SELECTED TEXT »
NAPPANEE, Ind. — UPDATE 11:13 a.m. EDT Aug. 4: The Elkhart County Sheriff’s Office issued a correction in an update Thursday on the accident that killed U.S. Rep. Jackie Walorski Wednesday afternoon. In the updated statement posted on Facebook, investigatiors found that it was the car Walorski was riding in going northbound that veered out of its lane into the center lane and hit the oncoming vehicle going southbound head-on in what proved to be a deadly collision.
The updated statement said that Zachary Potts was the driver of the vehicle in which Walorski was an occupant. Edith Schmucker, 56, was the southbound driver. All occupants were wearing seatbelts and airbags did deploy, according to investigators.
In total four people were killed, including Schmucker and the three occupants in the northbound vehicle that included the congresswoman.
The preliminary statement issued by the sheriff’s office on Wednesday had indicated the southbound driver was the one who veered out of their lane and caused the deadly accident.
Read the original report below:
U.S. Rep. Jackie Walorski was one of four people killed in a crash in northern Indiana on Wednesday, authorities said. She was 58.

PROVIDED RECORDS »
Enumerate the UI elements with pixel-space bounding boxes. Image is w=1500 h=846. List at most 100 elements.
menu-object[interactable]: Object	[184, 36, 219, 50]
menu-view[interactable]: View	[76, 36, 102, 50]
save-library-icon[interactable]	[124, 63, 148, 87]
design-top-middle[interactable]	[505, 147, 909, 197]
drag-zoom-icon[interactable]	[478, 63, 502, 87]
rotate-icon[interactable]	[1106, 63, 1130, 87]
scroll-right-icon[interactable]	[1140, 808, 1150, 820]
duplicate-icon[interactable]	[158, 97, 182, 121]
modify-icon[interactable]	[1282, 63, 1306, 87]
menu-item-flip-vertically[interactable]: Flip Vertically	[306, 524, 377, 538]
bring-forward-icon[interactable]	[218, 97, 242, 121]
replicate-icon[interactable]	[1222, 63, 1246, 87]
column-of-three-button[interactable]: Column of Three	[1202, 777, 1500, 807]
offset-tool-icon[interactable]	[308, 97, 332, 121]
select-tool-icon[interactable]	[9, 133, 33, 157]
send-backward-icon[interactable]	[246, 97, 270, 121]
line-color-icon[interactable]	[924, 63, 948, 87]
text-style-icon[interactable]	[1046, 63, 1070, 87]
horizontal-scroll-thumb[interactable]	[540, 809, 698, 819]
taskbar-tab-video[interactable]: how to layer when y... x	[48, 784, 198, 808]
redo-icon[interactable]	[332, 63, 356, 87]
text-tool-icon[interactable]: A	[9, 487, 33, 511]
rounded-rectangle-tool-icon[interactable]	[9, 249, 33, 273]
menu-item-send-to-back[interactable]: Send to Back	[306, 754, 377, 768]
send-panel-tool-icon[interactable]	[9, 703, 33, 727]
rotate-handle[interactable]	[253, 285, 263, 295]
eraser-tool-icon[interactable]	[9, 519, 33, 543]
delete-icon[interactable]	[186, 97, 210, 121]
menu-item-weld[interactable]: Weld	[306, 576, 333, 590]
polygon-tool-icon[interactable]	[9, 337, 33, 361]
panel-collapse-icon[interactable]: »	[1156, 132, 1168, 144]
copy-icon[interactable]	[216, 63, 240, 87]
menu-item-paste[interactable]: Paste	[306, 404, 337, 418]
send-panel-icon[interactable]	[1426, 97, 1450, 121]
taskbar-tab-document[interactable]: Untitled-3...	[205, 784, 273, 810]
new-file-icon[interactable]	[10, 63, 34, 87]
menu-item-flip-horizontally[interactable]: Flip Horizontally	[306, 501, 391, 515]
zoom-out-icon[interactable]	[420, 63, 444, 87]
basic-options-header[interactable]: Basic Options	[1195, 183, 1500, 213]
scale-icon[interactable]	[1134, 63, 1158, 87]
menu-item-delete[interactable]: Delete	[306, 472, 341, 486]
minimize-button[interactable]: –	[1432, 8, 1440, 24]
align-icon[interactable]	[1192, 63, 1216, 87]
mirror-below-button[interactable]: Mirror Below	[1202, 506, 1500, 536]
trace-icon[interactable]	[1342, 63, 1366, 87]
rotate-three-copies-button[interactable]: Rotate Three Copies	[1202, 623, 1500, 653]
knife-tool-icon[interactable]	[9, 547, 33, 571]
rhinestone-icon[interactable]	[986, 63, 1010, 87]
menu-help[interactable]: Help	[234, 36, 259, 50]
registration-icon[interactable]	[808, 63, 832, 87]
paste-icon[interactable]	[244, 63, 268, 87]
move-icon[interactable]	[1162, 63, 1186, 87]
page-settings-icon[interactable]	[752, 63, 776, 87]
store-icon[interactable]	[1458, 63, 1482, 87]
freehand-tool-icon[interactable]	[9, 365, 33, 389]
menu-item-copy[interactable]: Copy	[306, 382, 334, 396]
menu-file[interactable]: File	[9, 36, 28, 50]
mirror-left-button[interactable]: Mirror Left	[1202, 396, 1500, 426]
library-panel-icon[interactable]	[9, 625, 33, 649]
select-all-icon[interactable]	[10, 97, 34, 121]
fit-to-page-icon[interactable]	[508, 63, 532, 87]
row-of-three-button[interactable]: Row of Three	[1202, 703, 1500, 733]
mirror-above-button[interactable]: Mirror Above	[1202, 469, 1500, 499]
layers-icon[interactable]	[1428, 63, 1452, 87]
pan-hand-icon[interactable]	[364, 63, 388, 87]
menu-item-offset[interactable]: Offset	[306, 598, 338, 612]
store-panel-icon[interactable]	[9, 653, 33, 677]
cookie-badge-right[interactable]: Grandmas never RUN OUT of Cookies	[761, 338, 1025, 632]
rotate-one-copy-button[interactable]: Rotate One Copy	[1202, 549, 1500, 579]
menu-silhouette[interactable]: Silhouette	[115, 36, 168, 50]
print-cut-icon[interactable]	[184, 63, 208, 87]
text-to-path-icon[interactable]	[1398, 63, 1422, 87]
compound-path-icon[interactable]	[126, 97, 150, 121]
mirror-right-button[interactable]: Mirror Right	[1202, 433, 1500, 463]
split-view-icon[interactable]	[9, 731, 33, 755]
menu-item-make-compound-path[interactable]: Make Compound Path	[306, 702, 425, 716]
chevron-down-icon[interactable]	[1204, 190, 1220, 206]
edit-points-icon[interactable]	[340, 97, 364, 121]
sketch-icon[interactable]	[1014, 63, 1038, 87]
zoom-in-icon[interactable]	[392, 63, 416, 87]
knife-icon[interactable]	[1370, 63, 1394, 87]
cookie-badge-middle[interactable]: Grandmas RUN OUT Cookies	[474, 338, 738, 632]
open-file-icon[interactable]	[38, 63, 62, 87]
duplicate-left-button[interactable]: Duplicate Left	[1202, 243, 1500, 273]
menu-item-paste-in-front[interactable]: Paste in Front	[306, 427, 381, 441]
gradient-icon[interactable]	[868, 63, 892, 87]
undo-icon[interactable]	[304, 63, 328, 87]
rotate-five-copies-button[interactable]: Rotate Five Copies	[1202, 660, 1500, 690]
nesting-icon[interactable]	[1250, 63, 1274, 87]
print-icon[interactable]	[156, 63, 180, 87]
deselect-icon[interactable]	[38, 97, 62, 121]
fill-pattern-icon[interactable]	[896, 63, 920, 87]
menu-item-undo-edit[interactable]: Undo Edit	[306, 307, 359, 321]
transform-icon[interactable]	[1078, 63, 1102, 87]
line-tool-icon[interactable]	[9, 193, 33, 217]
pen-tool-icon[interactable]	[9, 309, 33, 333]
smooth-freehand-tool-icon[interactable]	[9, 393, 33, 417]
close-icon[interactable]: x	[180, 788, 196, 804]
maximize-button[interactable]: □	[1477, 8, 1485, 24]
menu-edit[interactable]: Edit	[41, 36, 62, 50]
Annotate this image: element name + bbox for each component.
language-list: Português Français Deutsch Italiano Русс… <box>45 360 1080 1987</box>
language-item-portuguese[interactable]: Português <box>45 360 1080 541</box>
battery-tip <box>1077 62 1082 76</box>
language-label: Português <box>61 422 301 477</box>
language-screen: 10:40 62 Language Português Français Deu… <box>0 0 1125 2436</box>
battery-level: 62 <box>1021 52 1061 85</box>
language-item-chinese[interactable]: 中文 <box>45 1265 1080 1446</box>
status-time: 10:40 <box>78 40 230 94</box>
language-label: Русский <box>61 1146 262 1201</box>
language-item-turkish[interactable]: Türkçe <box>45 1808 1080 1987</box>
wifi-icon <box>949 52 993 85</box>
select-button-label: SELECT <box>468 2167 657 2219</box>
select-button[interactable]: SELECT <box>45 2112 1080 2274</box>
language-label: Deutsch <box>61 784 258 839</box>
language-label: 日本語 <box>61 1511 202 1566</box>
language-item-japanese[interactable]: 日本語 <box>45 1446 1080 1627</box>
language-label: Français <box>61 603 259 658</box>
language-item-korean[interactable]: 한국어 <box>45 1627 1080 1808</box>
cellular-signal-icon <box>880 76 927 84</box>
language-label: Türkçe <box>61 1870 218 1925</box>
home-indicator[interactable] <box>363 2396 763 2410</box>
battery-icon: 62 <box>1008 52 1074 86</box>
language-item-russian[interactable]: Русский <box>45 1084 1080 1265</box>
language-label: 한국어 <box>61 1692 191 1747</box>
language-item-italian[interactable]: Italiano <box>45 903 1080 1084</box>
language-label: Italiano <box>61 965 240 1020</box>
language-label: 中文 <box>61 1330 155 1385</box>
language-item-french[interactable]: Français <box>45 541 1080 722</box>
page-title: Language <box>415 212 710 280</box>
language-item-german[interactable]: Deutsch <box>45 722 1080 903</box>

TASK TO CARRY OUT » Retype word for word everything in the crash report from "The preliminary statement" down to "She was 58.". The rows have nothing to do with the report on the crash that killed Jackie Walorski.

RESPONSE TO THIS EXERCISE »
The preliminary statement issued by the sheriff’s office on Wednesday had indicated the southbound driver was the one who veered out of their lane and caused the deadly accident.
Read the original report below:
U.S. Rep. Jackie Walorski was one of four people killed in a crash in northern Indiana on Wednesday, authorities said. She was 58.